* **TO DO**
What follows is a set of entries. Give them again exactly, without the pictures.

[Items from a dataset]
****

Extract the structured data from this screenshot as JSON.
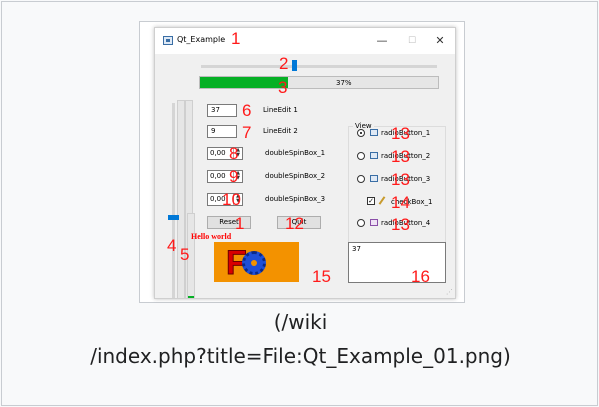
{
  "caption": {
    "line1": "(/wiki",
    "line2": "/index.php?title=File:Qt_Example_01.png)"
  },
  "window": {
    "title": "Qt_Example",
    "controls": {
      "minimize": "—",
      "maximize": "☐",
      "close": "✕"
    }
  },
  "annotations": {
    "n1a": "1",
    "n2": "2",
    "n3": "3",
    "n4": "4",
    "n5": "5",
    "n6": "6",
    "n7": "7",
    "n8": "8",
    "n9": "9",
    "n10": "10",
    "n1b": "1",
    "n12": "12",
    "n13a": "13",
    "n13b": "13",
    "n13c": "13",
    "n14": "14",
    "n13d": "13",
    "n15": "15",
    "n16": "16"
  },
  "slider": {
    "value_fraction": 0.39
  },
  "progress": {
    "text": "37%",
    "value": 37
  },
  "form": {
    "lineedit1": {
      "value": "37",
      "label": "LineEdit 1"
    },
    "lineedit2": {
      "value": "9",
      "label": "LineEdit 2"
    },
    "spin1": {
      "value": "0,00",
      "label": "doubleSpinBox_1"
    },
    "spin2": {
      "value": "0,00",
      "label": "doubleSpinBox_2"
    },
    "spin3": {
      "value": "0,00",
      "label": "doubleSpinBox_3"
    },
    "reset_label": "Reset",
    "quit_label": "Quit",
    "hello": "Hello world"
  },
  "view_group": {
    "title": "View",
    "radio1": "radioButton_1",
    "radio2": "radioButton_2",
    "radio3": "radioButton_3",
    "check1": "checkBox_1",
    "radio4": "radioButton_4"
  },
  "textedit": {
    "value": "37"
  },
  "icons": {
    "app": "qt-app-icon",
    "radio_icon": "window-icon",
    "pencil": "pencil-icon",
    "logo": "freecad-logo-icon",
    "grip": "resize-grip-icon"
  },
  "colors": {
    "progress_green": "#06b025",
    "slider_blue": "#0078d7",
    "annotation_red": "#ff1a1a",
    "logo_orange": "#f39200"
  }
}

****

* **CORRECT ANSWER**
Extract the structured data from this screenshot as JSON.
{
  "caption": {
    "line1": "(/wiki",
    "line2": "/index.php?title=File:Qt_Example_01.png)"
  },
  "window": {
    "title": "Qt_Example",
    "controls": {
      "minimize": "—",
      "maximize": "☐",
      "close": "✕"
    }
  },
  "annotations": {
    "n1a": "1",
    "n2": "2",
    "n3": "3",
    "n4": "4",
    "n5": "5",
    "n6": "6",
    "n7": "7",
    "n8": "8",
    "n9": "9",
    "n10": "10",
    "n1b": "1",
    "n12": "12",
    "n13a": "13",
    "n13b": "13",
    "n13c": "13",
    "n14": "14",
    "n13d": "13",
    "n15": "15",
    "n16": "16"
  },
  "slider": {
    "value_fraction": 0.39
  },
  "progress": {
    "text": "37%",
    "value": 37
  },
  "form": {
    "lineedit1": {
      "value": "37",
      "label": "LineEdit 1"
    },
    "lineedit2": {
      "value": "9",
      "label": "LineEdit 2"
    },
    "spin1": {
      "value": "0,00",
      "label": "doubleSpinBox_1"
    },
    "spin2": {
      "value": "0,00",
      "label": "doubleSpinBox_2"
    },
    "spin3": {
      "value": "0,00",
      "label": "doubleSpinBox_3"
    },
    "reset_label": "Reset",
    "quit_label": "Quit",
    "hello": "Hello world"
  },
  "view_group": {
    "title": "View",
    "radio1": "radioButton_1",
    "radio2": "radioButton_2",
    "radio3": "radioButton_3",
    "check1": "checkBox_1",
    "radio4": "radioButton_4"
  },
  "textedit": {
    "value": "37"
  },
  "icons": {
    "app": "qt-app-icon",
    "radio_icon": "window-icon",
    "pencil": "pencil-icon",
    "logo": "freecad-logo-icon",
    "grip": "resize-grip-icon"
  },
  "colors": {
    "progress_green": "#06b025",
    "slider_blue": "#0078d7",
    "annotation_red": "#ff1a1a",
    "logo_orange": "#f39200"
  }
}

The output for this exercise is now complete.